### GIVEN INSTRUCTION
Report how many lines contain "median", with no other words.

## BEGIN

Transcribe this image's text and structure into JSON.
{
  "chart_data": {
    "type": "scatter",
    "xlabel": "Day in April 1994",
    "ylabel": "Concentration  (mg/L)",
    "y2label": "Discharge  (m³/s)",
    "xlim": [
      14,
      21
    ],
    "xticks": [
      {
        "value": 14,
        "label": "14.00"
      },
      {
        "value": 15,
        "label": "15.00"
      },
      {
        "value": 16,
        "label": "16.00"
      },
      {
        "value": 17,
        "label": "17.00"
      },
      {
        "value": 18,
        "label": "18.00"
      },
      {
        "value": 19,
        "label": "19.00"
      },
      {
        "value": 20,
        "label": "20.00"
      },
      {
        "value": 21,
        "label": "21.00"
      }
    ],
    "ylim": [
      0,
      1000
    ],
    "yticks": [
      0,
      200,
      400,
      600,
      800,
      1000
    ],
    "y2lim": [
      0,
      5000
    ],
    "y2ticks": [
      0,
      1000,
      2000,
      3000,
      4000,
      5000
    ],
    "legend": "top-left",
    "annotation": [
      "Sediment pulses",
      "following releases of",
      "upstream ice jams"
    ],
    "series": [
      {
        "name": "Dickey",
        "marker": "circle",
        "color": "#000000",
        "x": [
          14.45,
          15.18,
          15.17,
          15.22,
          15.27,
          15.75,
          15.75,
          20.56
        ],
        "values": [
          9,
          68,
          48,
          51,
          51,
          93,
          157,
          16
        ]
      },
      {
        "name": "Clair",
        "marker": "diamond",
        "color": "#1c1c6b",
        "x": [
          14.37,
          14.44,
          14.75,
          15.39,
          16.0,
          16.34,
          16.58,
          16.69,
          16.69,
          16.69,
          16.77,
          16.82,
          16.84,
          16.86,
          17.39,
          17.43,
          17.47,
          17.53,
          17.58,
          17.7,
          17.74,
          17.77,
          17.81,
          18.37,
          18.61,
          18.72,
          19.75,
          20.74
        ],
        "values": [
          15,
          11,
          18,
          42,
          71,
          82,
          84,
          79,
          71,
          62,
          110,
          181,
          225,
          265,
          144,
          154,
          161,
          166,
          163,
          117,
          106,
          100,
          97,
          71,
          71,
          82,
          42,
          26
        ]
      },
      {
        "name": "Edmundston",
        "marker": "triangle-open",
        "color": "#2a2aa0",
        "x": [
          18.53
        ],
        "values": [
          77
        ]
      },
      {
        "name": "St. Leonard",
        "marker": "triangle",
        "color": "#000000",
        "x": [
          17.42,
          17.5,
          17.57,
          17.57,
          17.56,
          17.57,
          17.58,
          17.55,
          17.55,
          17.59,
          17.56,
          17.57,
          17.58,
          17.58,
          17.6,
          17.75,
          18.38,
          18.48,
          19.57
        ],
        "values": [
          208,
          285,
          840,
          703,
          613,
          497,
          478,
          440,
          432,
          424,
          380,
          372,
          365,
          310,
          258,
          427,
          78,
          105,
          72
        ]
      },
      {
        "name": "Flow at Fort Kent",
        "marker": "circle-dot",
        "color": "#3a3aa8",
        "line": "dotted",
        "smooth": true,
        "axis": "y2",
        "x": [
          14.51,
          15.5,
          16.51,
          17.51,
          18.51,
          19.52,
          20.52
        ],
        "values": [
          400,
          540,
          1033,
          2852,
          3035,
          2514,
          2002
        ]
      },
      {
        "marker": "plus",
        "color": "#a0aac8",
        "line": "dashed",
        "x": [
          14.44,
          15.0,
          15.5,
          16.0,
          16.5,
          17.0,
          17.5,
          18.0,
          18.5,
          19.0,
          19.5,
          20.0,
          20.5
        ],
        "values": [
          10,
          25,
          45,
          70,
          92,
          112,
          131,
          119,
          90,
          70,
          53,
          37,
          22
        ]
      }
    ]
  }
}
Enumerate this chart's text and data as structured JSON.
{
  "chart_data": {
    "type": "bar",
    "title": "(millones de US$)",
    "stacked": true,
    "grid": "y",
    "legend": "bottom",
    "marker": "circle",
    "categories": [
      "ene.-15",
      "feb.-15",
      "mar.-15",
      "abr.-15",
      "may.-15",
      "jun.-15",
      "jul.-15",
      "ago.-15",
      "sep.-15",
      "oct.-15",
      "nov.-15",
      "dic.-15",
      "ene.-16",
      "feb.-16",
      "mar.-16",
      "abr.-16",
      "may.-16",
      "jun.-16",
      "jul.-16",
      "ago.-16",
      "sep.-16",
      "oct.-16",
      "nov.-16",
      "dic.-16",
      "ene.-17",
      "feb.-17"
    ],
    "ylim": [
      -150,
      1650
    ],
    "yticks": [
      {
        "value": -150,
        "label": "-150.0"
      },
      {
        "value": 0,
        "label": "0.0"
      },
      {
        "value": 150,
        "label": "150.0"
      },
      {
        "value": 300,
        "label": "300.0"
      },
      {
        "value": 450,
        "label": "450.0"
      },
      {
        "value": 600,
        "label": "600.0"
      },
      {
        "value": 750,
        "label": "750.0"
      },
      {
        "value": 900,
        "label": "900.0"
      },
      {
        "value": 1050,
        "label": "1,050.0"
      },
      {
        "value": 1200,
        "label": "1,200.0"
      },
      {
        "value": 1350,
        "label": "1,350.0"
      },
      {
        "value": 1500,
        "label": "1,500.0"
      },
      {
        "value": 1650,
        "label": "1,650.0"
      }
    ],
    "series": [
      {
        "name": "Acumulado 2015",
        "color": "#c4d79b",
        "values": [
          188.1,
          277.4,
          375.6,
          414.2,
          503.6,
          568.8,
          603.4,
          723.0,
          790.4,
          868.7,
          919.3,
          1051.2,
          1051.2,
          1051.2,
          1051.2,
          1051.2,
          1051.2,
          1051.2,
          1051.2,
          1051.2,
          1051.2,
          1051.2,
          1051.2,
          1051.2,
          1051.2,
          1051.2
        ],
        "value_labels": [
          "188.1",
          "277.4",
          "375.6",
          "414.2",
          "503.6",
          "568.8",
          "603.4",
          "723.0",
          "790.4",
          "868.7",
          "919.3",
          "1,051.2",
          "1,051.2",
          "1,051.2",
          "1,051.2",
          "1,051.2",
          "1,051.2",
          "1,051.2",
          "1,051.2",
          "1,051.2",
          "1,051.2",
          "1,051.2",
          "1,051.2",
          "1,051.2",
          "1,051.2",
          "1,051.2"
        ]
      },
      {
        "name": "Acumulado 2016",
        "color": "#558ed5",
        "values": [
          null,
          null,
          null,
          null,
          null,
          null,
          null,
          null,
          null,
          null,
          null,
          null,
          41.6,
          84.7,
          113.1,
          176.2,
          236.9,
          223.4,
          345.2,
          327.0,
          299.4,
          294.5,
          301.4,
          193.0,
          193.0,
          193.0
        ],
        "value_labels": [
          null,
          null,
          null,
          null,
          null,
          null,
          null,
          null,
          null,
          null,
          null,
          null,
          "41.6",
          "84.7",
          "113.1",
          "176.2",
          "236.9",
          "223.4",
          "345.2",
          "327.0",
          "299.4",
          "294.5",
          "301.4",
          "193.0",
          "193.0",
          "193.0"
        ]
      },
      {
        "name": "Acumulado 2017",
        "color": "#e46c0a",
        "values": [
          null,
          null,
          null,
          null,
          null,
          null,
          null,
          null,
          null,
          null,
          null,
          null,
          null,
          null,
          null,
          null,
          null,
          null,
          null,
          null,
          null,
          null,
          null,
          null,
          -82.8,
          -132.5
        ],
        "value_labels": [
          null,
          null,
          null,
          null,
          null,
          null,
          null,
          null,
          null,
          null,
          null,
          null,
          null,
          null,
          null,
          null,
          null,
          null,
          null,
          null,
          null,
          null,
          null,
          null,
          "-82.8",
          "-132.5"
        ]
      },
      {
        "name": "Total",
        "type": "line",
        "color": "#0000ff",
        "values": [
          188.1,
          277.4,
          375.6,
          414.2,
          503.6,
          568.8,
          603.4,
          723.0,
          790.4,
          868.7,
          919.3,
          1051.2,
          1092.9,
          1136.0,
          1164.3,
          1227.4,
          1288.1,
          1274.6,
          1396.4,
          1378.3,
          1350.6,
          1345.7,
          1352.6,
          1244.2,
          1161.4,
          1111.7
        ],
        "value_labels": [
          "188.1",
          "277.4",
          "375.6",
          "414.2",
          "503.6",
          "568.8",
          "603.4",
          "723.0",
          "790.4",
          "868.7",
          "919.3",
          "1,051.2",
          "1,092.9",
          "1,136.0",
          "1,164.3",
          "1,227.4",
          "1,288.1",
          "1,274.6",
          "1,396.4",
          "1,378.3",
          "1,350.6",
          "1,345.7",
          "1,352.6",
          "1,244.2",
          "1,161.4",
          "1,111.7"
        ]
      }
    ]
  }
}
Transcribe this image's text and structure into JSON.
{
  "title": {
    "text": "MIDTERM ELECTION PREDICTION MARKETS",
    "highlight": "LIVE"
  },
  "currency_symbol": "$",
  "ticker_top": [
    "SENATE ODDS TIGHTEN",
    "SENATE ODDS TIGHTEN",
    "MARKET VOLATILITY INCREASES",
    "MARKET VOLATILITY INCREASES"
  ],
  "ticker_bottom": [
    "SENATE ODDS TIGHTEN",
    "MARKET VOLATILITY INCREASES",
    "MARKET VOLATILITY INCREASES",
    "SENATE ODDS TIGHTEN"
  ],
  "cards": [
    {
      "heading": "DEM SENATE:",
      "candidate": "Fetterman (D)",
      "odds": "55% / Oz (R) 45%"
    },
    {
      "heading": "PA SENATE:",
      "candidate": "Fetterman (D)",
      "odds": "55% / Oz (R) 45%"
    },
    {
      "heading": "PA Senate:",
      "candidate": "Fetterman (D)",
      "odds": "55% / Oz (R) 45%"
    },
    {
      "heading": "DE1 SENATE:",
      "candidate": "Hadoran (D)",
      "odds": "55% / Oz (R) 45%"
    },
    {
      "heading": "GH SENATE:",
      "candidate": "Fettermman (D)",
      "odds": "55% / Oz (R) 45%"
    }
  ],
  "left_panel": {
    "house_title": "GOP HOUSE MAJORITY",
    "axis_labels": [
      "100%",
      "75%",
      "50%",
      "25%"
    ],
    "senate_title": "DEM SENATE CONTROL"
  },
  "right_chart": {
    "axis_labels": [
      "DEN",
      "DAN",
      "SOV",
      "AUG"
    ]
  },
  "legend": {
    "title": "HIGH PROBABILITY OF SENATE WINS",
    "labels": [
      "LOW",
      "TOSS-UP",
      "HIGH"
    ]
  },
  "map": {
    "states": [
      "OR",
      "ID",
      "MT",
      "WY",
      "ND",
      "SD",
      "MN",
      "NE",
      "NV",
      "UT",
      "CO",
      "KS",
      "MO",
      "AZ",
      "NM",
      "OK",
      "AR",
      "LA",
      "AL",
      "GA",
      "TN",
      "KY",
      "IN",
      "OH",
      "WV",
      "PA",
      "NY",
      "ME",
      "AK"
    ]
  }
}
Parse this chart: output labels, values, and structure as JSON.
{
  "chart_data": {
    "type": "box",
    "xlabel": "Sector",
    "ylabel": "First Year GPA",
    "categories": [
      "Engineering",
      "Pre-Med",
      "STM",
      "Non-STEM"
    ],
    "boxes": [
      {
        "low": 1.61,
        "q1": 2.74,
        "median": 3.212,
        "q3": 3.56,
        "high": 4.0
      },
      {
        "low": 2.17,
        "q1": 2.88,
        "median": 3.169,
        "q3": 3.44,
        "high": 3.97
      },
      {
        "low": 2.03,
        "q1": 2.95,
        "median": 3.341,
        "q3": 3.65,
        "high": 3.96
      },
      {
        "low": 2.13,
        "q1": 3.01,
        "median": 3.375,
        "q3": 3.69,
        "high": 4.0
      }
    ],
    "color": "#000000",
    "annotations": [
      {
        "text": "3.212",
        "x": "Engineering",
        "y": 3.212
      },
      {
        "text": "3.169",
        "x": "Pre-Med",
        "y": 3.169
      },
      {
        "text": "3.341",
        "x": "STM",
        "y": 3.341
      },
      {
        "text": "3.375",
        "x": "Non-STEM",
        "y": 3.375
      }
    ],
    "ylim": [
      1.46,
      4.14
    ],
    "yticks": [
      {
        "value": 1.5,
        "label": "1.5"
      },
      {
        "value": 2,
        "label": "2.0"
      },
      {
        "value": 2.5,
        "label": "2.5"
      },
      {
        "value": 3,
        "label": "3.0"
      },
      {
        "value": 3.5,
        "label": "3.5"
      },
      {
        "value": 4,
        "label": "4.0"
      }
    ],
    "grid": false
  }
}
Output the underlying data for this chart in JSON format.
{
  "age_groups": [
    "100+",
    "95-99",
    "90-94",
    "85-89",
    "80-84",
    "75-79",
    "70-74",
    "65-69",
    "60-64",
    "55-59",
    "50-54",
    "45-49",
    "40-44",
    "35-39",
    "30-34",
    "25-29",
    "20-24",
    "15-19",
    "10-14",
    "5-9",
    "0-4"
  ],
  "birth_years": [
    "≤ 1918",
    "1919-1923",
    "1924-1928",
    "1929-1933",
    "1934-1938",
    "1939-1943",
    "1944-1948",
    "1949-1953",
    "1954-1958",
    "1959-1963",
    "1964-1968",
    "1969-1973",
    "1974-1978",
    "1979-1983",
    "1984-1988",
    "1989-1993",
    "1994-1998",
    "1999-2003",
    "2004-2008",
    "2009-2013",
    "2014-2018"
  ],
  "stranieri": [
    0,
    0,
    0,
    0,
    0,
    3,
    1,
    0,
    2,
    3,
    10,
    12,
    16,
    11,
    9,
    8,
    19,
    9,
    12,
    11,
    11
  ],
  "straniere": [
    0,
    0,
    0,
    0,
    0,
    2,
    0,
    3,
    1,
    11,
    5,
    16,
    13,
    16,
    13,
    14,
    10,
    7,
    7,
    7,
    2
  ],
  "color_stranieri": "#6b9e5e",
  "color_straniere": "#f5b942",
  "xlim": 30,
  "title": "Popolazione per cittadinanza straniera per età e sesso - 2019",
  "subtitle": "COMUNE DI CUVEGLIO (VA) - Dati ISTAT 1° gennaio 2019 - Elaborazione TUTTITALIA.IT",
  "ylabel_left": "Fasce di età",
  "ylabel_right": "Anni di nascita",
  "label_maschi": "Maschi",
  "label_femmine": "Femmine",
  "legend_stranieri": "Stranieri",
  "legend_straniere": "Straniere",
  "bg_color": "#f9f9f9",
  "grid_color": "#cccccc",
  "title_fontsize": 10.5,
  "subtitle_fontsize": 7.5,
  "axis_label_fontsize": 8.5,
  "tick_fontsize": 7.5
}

## END

### WRITTEN ANSWER
4